Problem statement: Look through the data for the string "博物馆里过大年". Copy every line where it is found.

Material supplied:

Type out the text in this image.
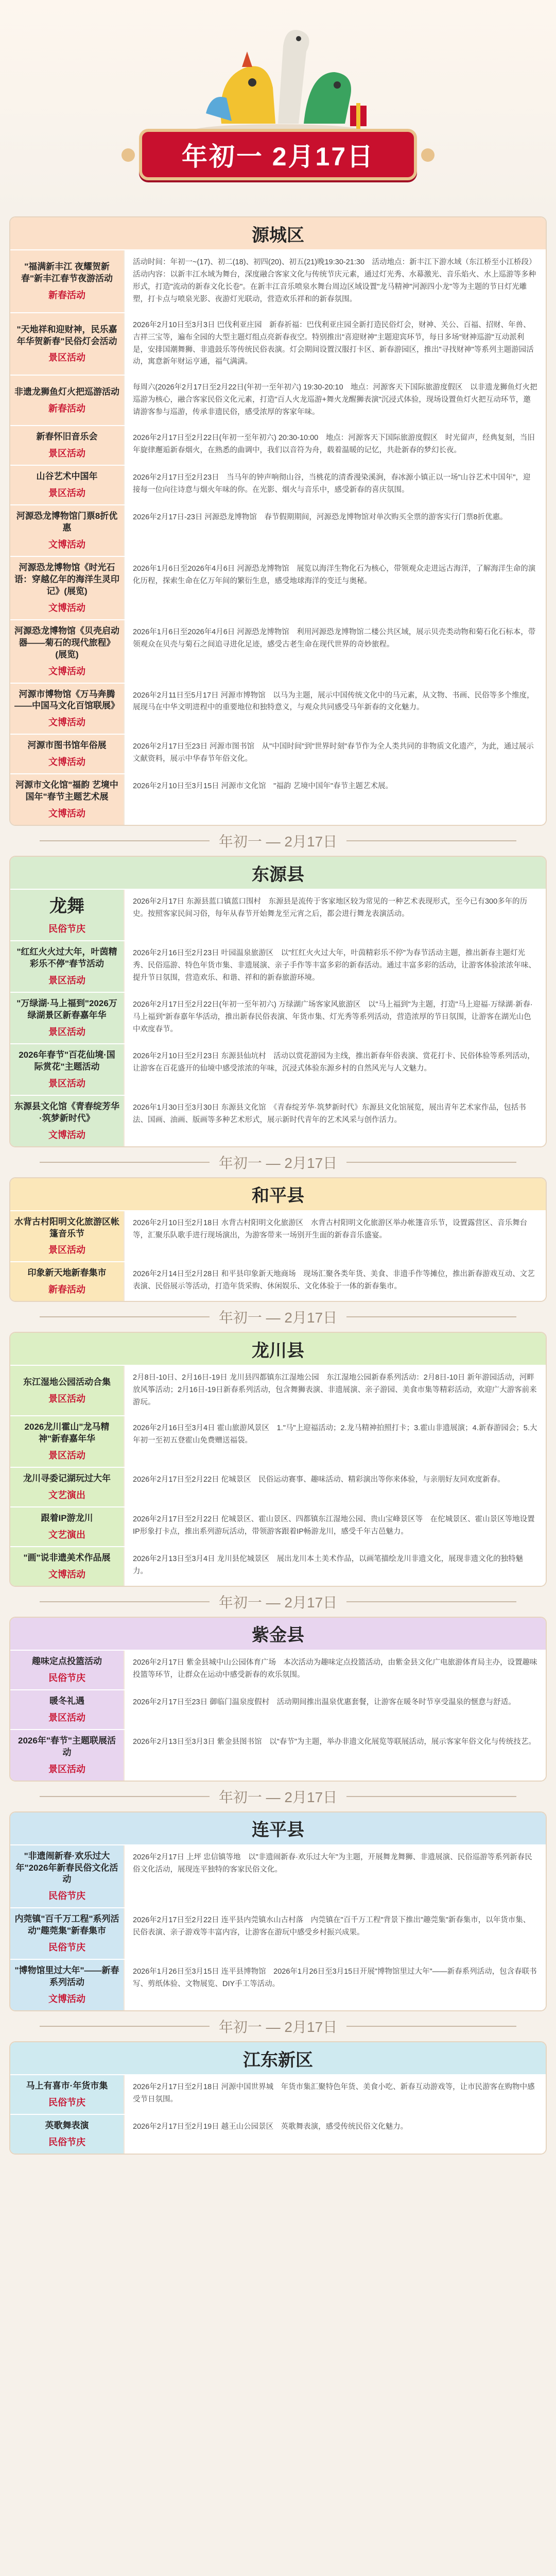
年初一 2月17日
源城区
"福满新丰江 夜耀贺新春"新丰江春节夜游活动
新春活动
活动时间：年初一~(17)、初二(18)、初四(20)、初五(21)晚19:30-21:30　活动地点：新丰江下游水域（东江桥至小江桥段）　活动内容：以新丰江水域为舞台，深度融合客家文化与传统节庆元素，通过灯光秀、水幕激光、音乐焰火、水上巡游等多种形式，打造"流动的新春文化长卷"。在新丰江音乐喷泉水舞台周边区域设置"龙马精神"河源四小龙"等为主题的节日灯光雕塑，打卡点与喷泉光影、夜游灯光联动，营造欢乐祥和的新春氛围。
"天地祥和迎财神，民乐嘉年华贺新春"民俗灯会活动
景区活动
2026年2月10日至3月3日 巴伐利亚庄园　新春祈福：巴伐利亚庄园全新打造民俗灯会，财神、关公、百福、招财、年兽、吉祥三宝等，遍布全园的大型主题灯组点亮新春夜空。特别推出"喜迎财神"主题迎宾环节，每日多场"财神巡游"互动派利是，安排国潮舞狮、非遗鼓乐等传统民俗表演。灯会期间设置汉服打卡区、新春游园区，推出"寻找财神"等系列主题游园活动，寓意新年财运亨通，福气满满。
非遗龙狮鱼灯火把巡游活动
新春活动
每周六(2026年2月17日至2月22日(年初一至年初六) 19:30-20:10　地点：河源客天下国际旅游度假区　以非遗龙狮鱼灯火把巡游为核心，融合客家民俗文化元素，打造"百人火龙巡游+舞火龙醒狮表演"沉浸式体验，现场设置鱼灯火把互动环节，邀请游客参与巡游，传承非遗民俗，感受浓厚的客家年味。
新春怀旧音乐会
景区活动
2026年2月17日至2月22日(年初一至年初六) 20:30-10:00　地点：河源客天下国际旅游度假区　时光留声，经典复刻，当旧年旋律邂逅新春烟火，在熟悉的曲调中，我们以音符为舟，载着温暖的记忆，共赴新春的梦幻长夜。
山谷艺术中国年
景区活动
2026年2月17日至2月23日　当马年的钟声响彻山谷，当桃花的清香漫染溪涧，春冰源小镇正以一场"山谷艺术中国年"，迎接每一位向往诗意与烟火年味的你。在光影、烟火与音乐中，感受新春的喜庆氛围。
河源恐龙博物馆门票8折优惠
文博活动
2026年2月17日-23日 河源恐龙博物馆　春节假期期间，河源恐龙博物馆对单次购买全票的游客实行门票8折优惠。
河源恐龙博物馆《时光石语：穿越亿年的海洋生灵印记》(展览)
文博活动
2026年1月6日至2026年4月6日 河源恐龙博物馆　展览以海洋生物化石为核心，带领观众走进远古海洋，了解海洋生命的演化历程，探索生命在亿万年间的繁衍生息，感受地球海洋的变迁与奥秘。
河源恐龙博物馆《贝壳启动器——菊石的现代旅程》(展览)
文博活动
2026年1月6日至2026年4月6日 河源恐龙博物馆　利用河源恐龙博物馆二楼公共区域，展示贝壳类动物和菊石化石标本，带领观众在贝壳与菊石之间追寻进化足迹，感受古老生命在现代世界的奇妙旅程。
河源市博物馆《万马奔腾——中国马文化百馆联展》
文博活动
2026年2月11日至5月17日 河源市博物馆　以马为主题，展示中国传统文化中的马元素，从文物、书画、民俗等多个维度，展现马在中华文明进程中的重要地位和独特意义，与观众共同感受马年新春的文化魅力。
河源市图书馆年俗展
文博活动
2026年2月17日至23日 河源市图书馆　从"中国时间"到"世界时刻"春节作为全人类共同的非物质文化遗产，为此，通过展示文献资料，展示中华春节年俗文化。
河源市文化馆"福韵 艺境中国年"春节主题艺术展
文博活动
2026年2月10日至3月15日 河源市文化馆　"福韵 艺境中国年"春节主题艺术展。
年初一 — 2月17日
东源县
龙舞
民俗节庆
2026年2月17日 东源县蓝口镇蓝口围村　东源县是流传于客家地区较为常见的一种艺术表现形式，至今已有300多年的历史。按照客家民间习俗，每年从春节开始舞龙至元宵之后，都会进行舞龙表演活动。
"红红火火过大年，叶茵精彩乐不停"春节活动
景区活动
2026年2月16日至2月23日 叶园温泉旅游区　以"红红火火过大年，叶茵精彩乐不停"为春节活动主题，推出新春主题灯光秀、民俗巡游、特色年货市集、非遗展演、亲子手作等丰富多彩的新春活动。通过丰富多彩的活动，让游客体验浓浓年味、提升节日氛围，营造欢乐、和谐、祥和的新春旅游环境。
"万绿湖·马上福到"2026万绿湖景区新春嘉年华
景区活动
2026年2月17日至2月22日(年初一至年初六) 万绿湖广场客家风旅游区　以"马上福到"为主题，打造"马上迎福·万绿湖·新春·马上福到"新春嘉年华活动，推出新春民俗表演、年货市集、灯光秀等系列活动，营造浓厚的节日氛围，让游客在湖光山色中欢度春节。
2026年春节"百花仙境·国际赏花"主题活动
景区活动
2026年2月10日至2月23日 东源县仙坑村　活动以赏花游园为主线，推出新春年俗表演、赏花打卡、民俗体验等系列活动，让游客在百花盛开的仙境中感受浓浓的年味，沉浸式体验东源乡村的自然风光与人文魅力。
东源县文化馆《青春绽芳华·筑梦新时代》
文博活动
2026年1月30日至3月30日 东源县文化馆　《青春绽芳华·筑梦新时代》东源县文化馆展览，展出青年艺术家作品，包括书法、国画、油画、版画等多种艺术形式，展示新时代青年的艺术风采与创作活力。
年初一 — 2月17日
和平县
水背古村阳明文化旅游区帐篷音乐节
景区活动
2026年2月10日至2月18日 水背古村阳明文化旅游区　水背古村阳明文化旅游区举办帐篷音乐节，设置露营区、音乐舞台等，汇聚乐队歌手进行现场演出，为游客带来一场别开生面的新春音乐盛宴。
印象新天地新春集市
新春活动
2026年2月14日至2月28日 和平县印象新天地商场　现场汇聚各类年货、美食、非遗手作等摊位，推出新春游戏互动、文艺表演、民俗展示等活动，打造年货采购、休闲娱乐、文化体验于一体的新春集市。
年初一 — 2月17日
龙川县
东江湿地公园活动合集
景区活动
2月8日-10日、2月16日-19日 龙川县四都镇东江湿地公园　东江湿地公园新春系列活动：2月8日-10日 新年游园活动，河畔放风筝活动；2月16日-19日新春系列活动，包含舞狮表演、非遗展演、亲子游园、美食市集等精彩活动，欢迎广大游客前来游玩。
2026龙川霍山"龙马精神"新春嘉年华
景区活动
2026年2月16日至3月4日 霍山旅游风景区　1."马"上迎福活动；2.龙马精神拍照打卡；3.霍山非遗展演；4.新春游园会；5.大年初一至初五登霍山免费赠送福袋。
龙川寻委记湖玩过大年
文艺演出
2026年2月17日至2月22日 佗城景区　民俗运动赛事、趣味活动、精彩演出等你来体验，与亲朋好友同欢度新春。
跟着IP游龙川
文艺演出
2026年2月17日至2月22日 佗城景区、霍山景区、四都镇东江湿地公园、贵山宝峰景区等　在佗城景区、霍山景区等地设置IP形象打卡点，推出系列游玩活动，带领游客跟着IP畅游龙川，感受千年古邑魅力。
"画"说非遗美术作品展
文博活动
2026年2月13日至3月4日 龙川县佗城景区　展出龙川本土美术作品，以画笔描绘龙川非遗文化，展现非遗文化的独特魅力。
年初一 — 2月17日
紫金县
趣味定点投篮活动
民俗节庆
2026年2月17日 紫金县城中山公园体育广场　本次活动为趣味定点投篮活动，由紫金县文化广电旅游体育局主办，设置趣味投篮等环节，让群众在运动中感受新春的欢乐氛围。
暖冬礼遇
景区活动
2026年2月17日至23日 御临门温泉度假村　活动期间推出温泉优惠套餐，让游客在暖冬时节享受温泉的惬意与舒适。
2026年"春节"主题联展活动
景区活动
2026年2月13日至3月3日 紫金县图书馆　以"春节"为主题，举办非遗文化展览等联展活动，展示客家年俗文化与传统技艺。
年初一 — 2月17日
连平县
"非遗闹新春·欢乐过大年"2026年新春民俗文化活动
民俗节庆
2026年2月17日 上坪 忠信镇等地　以"非遗闹新春·欢乐过大年"为主题，开展舞龙舞狮、非遗展演、民俗巡游等系列新春民俗文化活动，展现连平独特的客家民俗文化。
内莞镇"百千万工程"系列活动"趣莞集"新春集市
民俗节庆
2026年2月17日至2月22日 连平县内莞镇水山古村落　内莞镇在"百千万工程"背景下推出"趣莞集"新春集市，以年货市集、民俗表演、亲子游戏等丰富内容，让游客在游玩中感受乡村振兴成果。
"博物馆里过大年"——新春系列活动
文博活动
2026年1月26日至3月15日 连平县博物馆　2026年1月26日至3月15日开展"博物馆里过大年"——新春系列活动，包含春联书写、剪纸体验、文物展览、DIY手工等活动。
年初一 — 2月17日
江东新区
马上有喜市·年货市集
民俗节庆
2026年2月17日至2月18日 河源中国世界城　年货市集汇聚特色年货、美食小吃、新春互动游戏等，让市民游客在购物中感受节日氛围。
英歌舞表演
民俗节庆
2026年2月17日至2月19日 越王山公园景区　英歌舞表演，感受传统民俗文化魅力。
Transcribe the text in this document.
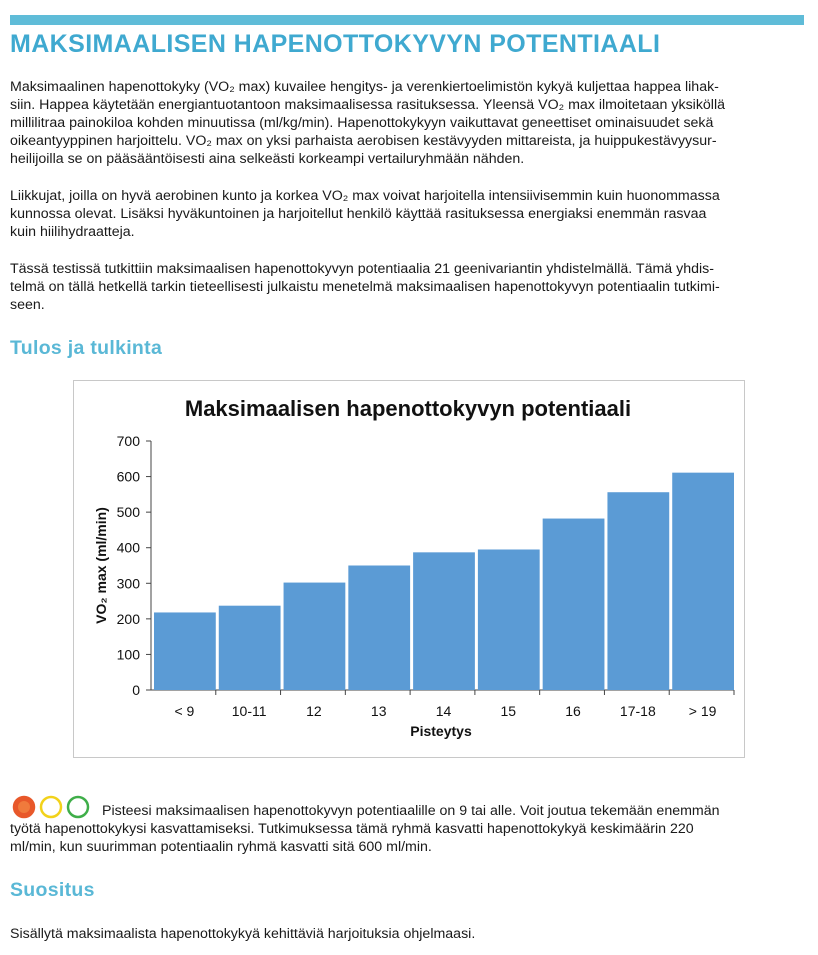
MAKSIMAALISEN HAPENOTTOKYVYN POTENTIAALI
Maksimaalinen hapenottokyky (VO₂ max) kuvailee hengitys- ja verenkiertoelimistön kykyä kuljettaa happea lihak-
siin. Happea käytetään energiantuotantoon maksimaalisessa rasituksessa. Yleensä VO₂ max ilmoitetaan yksiköllä
millilitraa painokiloa kohden minuutissa (ml/kg/min). Hapenottokykyyn vaikuttavat geneettiset ominaisuudet sekä
oikeantyyppinen harjoittelu. VO₂ max on yksi parhaista aerobisen kestävyyden mittareista, ja huippukestävyysur-
heilijoilla se on pääsääntöisesti aina selkeästi korkeampi vertailuryhmään nähden.
Liikkujat, joilla on hyvä aerobinen kunto ja korkea VO₂ max voivat harjoitella intensiivisemmin kuin huonommassa
kunnossa olevat. Lisäksi hyväkuntoinen ja harjoitellut henkilö käyttää rasituksessa energiaksi enemmän rasvaa
kuin hiilihydraatteja.
Tässä testissä tutkittiin maksimaalisen hapenottokyvyn potentiaalia 21 geenivariantin yhdistelmällä. Tämä yhdis-
telmä on tällä hetkellä tarkin tieteellisesti julkaistu menetelmä maksimaalisen hapenottokyvyn potentiaalin tutkimi-
seen.
Tulos ja tulkinta
Maksimaalisen hapenottokyvyn potentiaali
0
100
200
300
400
500
600
700
< 9	10-11	12	13	14	15	16	17-18 > 19
Pisteytys
VO₂ max (ml/min)
Pisteesi maksimaalisen hapenottokyvyn potentiaalille on 9 tai alle. Voit joutua tekemään enemmän
työtä hapenottokykysi kasvattamiseksi. Tutkimuksessa tämä ryhmä kasvatti hapenottokykyä keskimäärin 220
ml/min, kun suurimman potentiaalin ryhmä kasvatti sitä 600 ml/min.
Suositus

Sisällytä maksimaalista hapenottokykyä kehittäviä harjoituksia ohjelmaasi.
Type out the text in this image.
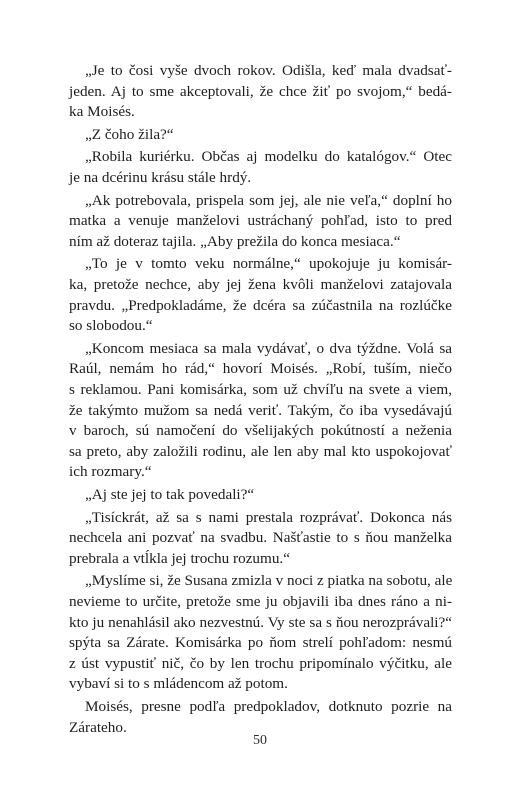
„Je to čosi vyše dvoch rokov. Odišla, keď mala dvadsať-
jeden. Aj to sme akceptovali, že chce žiť po svojom,“ bedá-
ka Moisés.
„Z čoho žila?“
„Robila kuriérku. Občas aj modelku do katalógov.“ Otec
je na dcérinu krásu stále hrdý.
„Ak potrebovala, prispela som jej, ale nie veľa,“ doplní ho
matka a venuje manželovi ustráchaný pohľad, isto to pred
ním až doteraz tajila. „Aby prežila do konca mesiaca.“
„To je v tomto veku normálne,“ upokojuje ju komisár-
ka, pretože nechce, aby jej žena kvôli manželovi zatajovala
pravdu. „Predpokladáme, že dcéra sa zúčastnila na rozlúčke
so slobodou.“
„Koncom mesiaca sa mala vydávať, o dva týždne. Volá sa
Raúl, nemám ho rád,“ hovorí Moisés. „Robí, tuším, niečo
s reklamou. Pani komisárka, som už chvíľu na svete a viem,
že takýmto mužom sa nedá veriť. Takým, čo iba vysedávajú
v baroch, sú namočení do všelijakých pokútností a neženia
sa preto, aby založili rodinu, ale len aby mal kto uspokojovať
ich rozmary.“
„Aj ste jej to tak povedali?“
„Tisíckrát, až sa s nami prestala rozprávať. Dokonca nás
nechcela ani pozvať na svadbu. Našťastie to s ňou manželka
prebrala a vtĺkla jej trochu rozumu.“
„Myslíme si, že Susana zmizla v noci z piatka na sobotu, ale
nevieme to určite, pretože sme ju objavili iba dnes ráno a ni-
kto ju nenahlásil ako nezvestnú. Vy ste sa s ňou nerozprávali?“
spýta sa Zárate. Komisárka po ňom strelí pohľadom: nesmú
z úst vypustiť nič, čo by len trochu pripomínalo výčitku, ale
vybaví si to s mládencom až potom.
Moisés, presne podľa predpokladov, dotknuto pozrie na
Zárateho.
50
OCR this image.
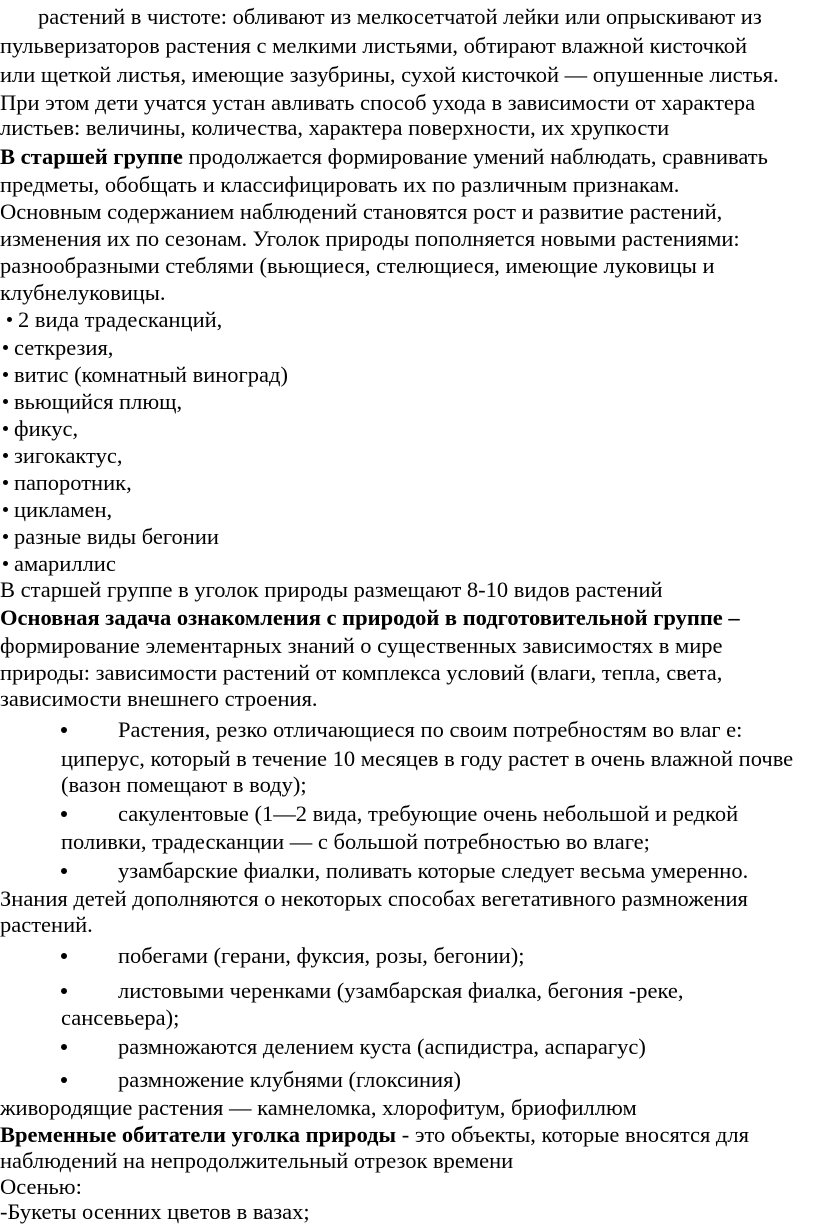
растений в чистоте: обливают из мелкосетчатой лейки или опрыскивают из
пульверизаторов растения с мелкими листьями, обтирают влажной кисточкой
или щеткой листья, имеющие зазубрины, сухой кисточкой — опушенные листья.
При этом дети учатся устан авливать способ ухода в зависимости от характера
листьев: величины, количества, характера поверхности, их хрупкости
В старшей группе продолжается формирование умений наблюдать, сравнивать
предметы, обобщать и классифицировать их по различным признакам.
Основным содержанием наблюдений становятся рост и развитие растений,
изменения их по сезонам. Уголок природы пополняется новыми растениями:
разнообразными стеблями (вьющиеся, стелющиеся, имеющие луковицы и
клубнелуковицы.
2 вида традесканций,
сеткрезия,
витис (комнатный виноград)
вьющийся плющ,
фикус,
зигокактус,
папоротник,
цикламен,
разные виды бегонии
амариллис
В старшей группе в уголок природы размещают 8-10 видов растений
Основная задача ознакомления с природой в подготовительной группе –
формирование элементарных знаний о существенных зависимостях в мире
природы: зависимости растений от комплекса условий (влаги, тепла, света,
зависимости внешнего строения.
Растения, резко отличающиеся по своим потребностям во влаг е:
циперус, который в течение 10 месяцев в году растет в очень влажной почве
(вазон помещают в воду);
сакулентовые (1—2 вида, требующие очень небольшой и редкой
поливки, традесканции — с большой потребностью во влаге;
узамбарские фиалки, поливать которые следует весьма умеренно.
Знания детей дополняются о некоторых способах вегетативного размножения
растений.
побегами (герани, фуксия, розы, бегонии);
листовыми черенками (узамбарская фиалка, бегония -реке,
сансевьера);
размножаются делением куста (аспидистра, аспарагус)
размножение клубнями (глоксиния)
живородящие растения — камнеломка, хлорофитум, бриофиллюм
Временные обитатели уголка природы - это объекты, которые вносятся для
наблюдений на непродолжительный отрезок времени
Осенью:
-Букеты осенних цветов в вазах;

Completed task:
"博物馆里过大年"——新春系列活动
2026年1月26日至3月15日 连平县博物馆　2026年1月26日至3月15日开展"博物馆里过大年"——新春系列活动，包含春联书写、剪纸体验、文物展览、DIY手工等活动。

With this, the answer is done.